* **Task description**: Repeat every record below exactly, but leave out any pictures.

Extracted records
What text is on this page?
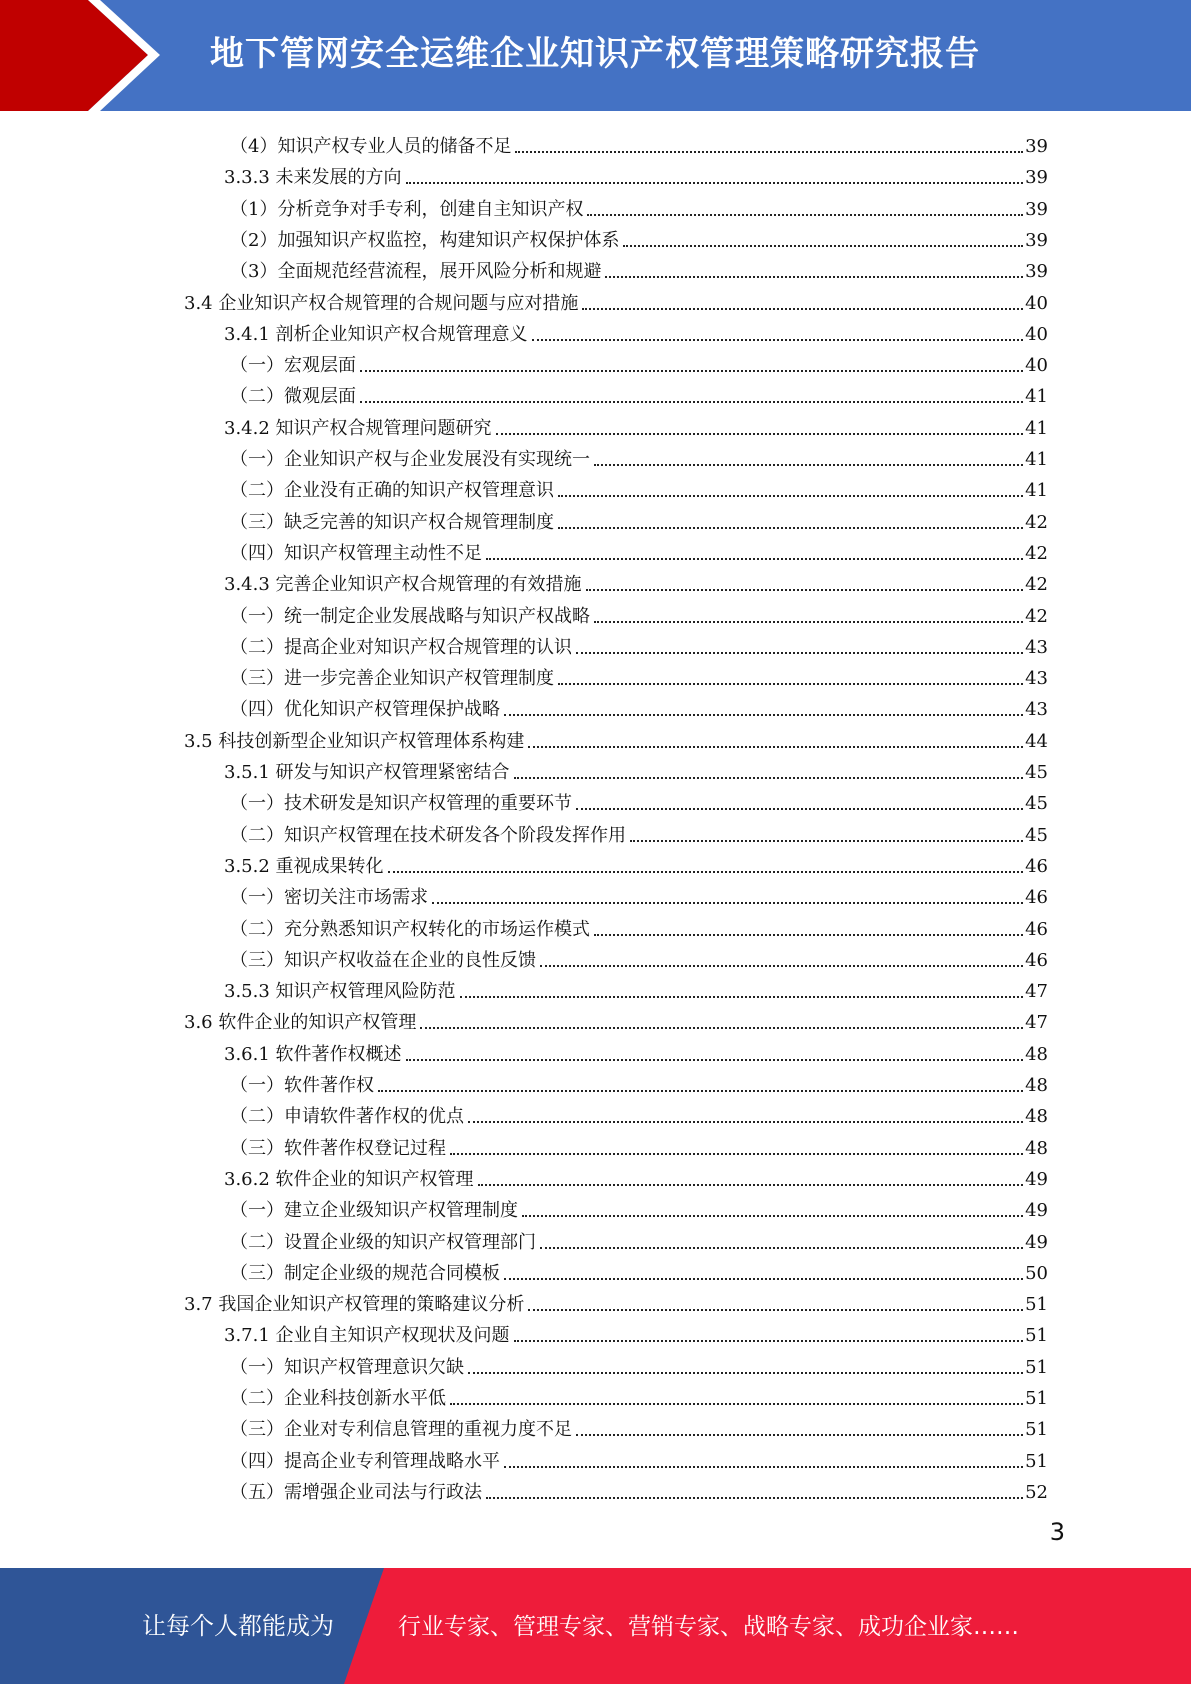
地下管网安全运维企业知识产权管理策略研究报告
（4）知识产权专业人员的储备不足	39
3.3.3 未来发展的方向	39
（1）分析竞争对手专利，创建自主知识产权	39
（2）加强知识产权监控，构建知识产权保护体系	39
（3）全面规范经营流程，展开风险分析和规避	39
3.4 企业知识产权合规管理的合规问题与应对措施	40
3.4.1 剖析企业知识产权合规管理意义	40
（一）宏观层面	40
（二）微观层面	41
3.4.2 知识产权合规管理问题研究	41
（一）企业知识产权与企业发展没有实现统一	41
（二）企业没有正确的知识产权管理意识	41
（三）缺乏完善的知识产权合规管理制度	42
（四）知识产权管理主动性不足	42
3.4.3 完善企业知识产权合规管理的有效措施	42
（一）统一制定企业发展战略与知识产权战略	42
（二）提高企业对知识产权合规管理的认识	43
（三）进一步完善企业知识产权管理制度	43
（四）优化知识产权管理保护战略	43
3.5 科技创新型企业知识产权管理体系构建	44
3.5.1 研发与知识产权管理紧密结合	45
（一）技术研发是知识产权管理的重要环节	45
（二）知识产权管理在技术研发各个阶段发挥作用	45
3.5.2 重视成果转化	46
（一）密切关注市场需求	46
（二）充分熟悉知识产权转化的市场运作模式	46
（三）知识产权收益在企业的良性反馈	46
3.5.3 知识产权管理风险防范	47
3.6 软件企业的知识产权管理	47
3.6.1 软件著作权概述	48
（一）软件著作权	48
（二）申请软件著作权的优点	48
（三）软件著作权登记过程	48
3.6.2 软件企业的知识产权管理	49
（一）建立企业级知识产权管理制度	49
（二）设置企业级的知识产权管理部门	49
（三）制定企业级的规范合同模板	50
3.7 我国企业知识产权管理的策略建议分析	51
3.7.1 企业自主知识产权现状及问题	51
（一）知识产权管理意识欠缺	51
（二）企业科技创新水平低	51
（三）企业对专利信息管理的重视力度不足	51
（四）提高企业专利管理战略水平	51
（五）需增强企业司法与行政法	52
3
让每个人都能成为	行业专家、管理专家、营销专家、战略专家、成功企业家……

* **Problem solution**:
What text is on this page?
地下管网安全运维企业知识产权管理策略研究报告
（4）知识产权专业人员的储备不足	39
3.3.3 未来发展的方向	39
（1）分析竞争对手专利，创建自主知识产权	39
（2）加强知识产权监控，构建知识产权保护体系	39
（3）全面规范经营流程，展开风险分析和规避	39
3.4 企业知识产权合规管理的合规问题与应对措施	40
3.4.1 剖析企业知识产权合规管理意义	40
（一）宏观层面	40
（二）微观层面	41
3.4.2 知识产权合规管理问题研究	41
（一）企业知识产权与企业发展没有实现统一	41
（二）企业没有正确的知识产权管理意识	41
（三）缺乏完善的知识产权合规管理制度	42
（四）知识产权管理主动性不足	42
3.4.3 完善企业知识产权合规管理的有效措施	42
（一）统一制定企业发展战略与知识产权战略	42
（二）提高企业对知识产权合规管理的认识	43
（三）进一步完善企业知识产权管理制度	43
（四）优化知识产权管理保护战略	43
3.5 科技创新型企业知识产权管理体系构建	44
3.5.1 研发与知识产权管理紧密结合	45
（一）技术研发是知识产权管理的重要环节	45
（二）知识产权管理在技术研发各个阶段发挥作用	45
3.5.2 重视成果转化	46
（一）密切关注市场需求	46
（二）充分熟悉知识产权转化的市场运作模式	46
（三）知识产权收益在企业的良性反馈	46
3.5.3 知识产权管理风险防范	47
3.6 软件企业的知识产权管理	47
3.6.1 软件著作权概述	48
（一）软件著作权	48
（二）申请软件著作权的优点	48
（三）软件著作权登记过程	48
3.6.2 软件企业的知识产权管理	49
（一）建立企业级知识产权管理制度	49
（二）设置企业级的知识产权管理部门	49
（三）制定企业级的规范合同模板	50
3.7 我国企业知识产权管理的策略建议分析	51
3.7.1 企业自主知识产权现状及问题	51
（一）知识产权管理意识欠缺	51
（二）企业科技创新水平低	51
（三）企业对专利信息管理的重视力度不足	51
（四）提高企业专利管理战略水平	51
（五）需增强企业司法与行政法	52
3
让每个人都能成为	行业专家、管理专家、营销专家、战略专家、成功企业家……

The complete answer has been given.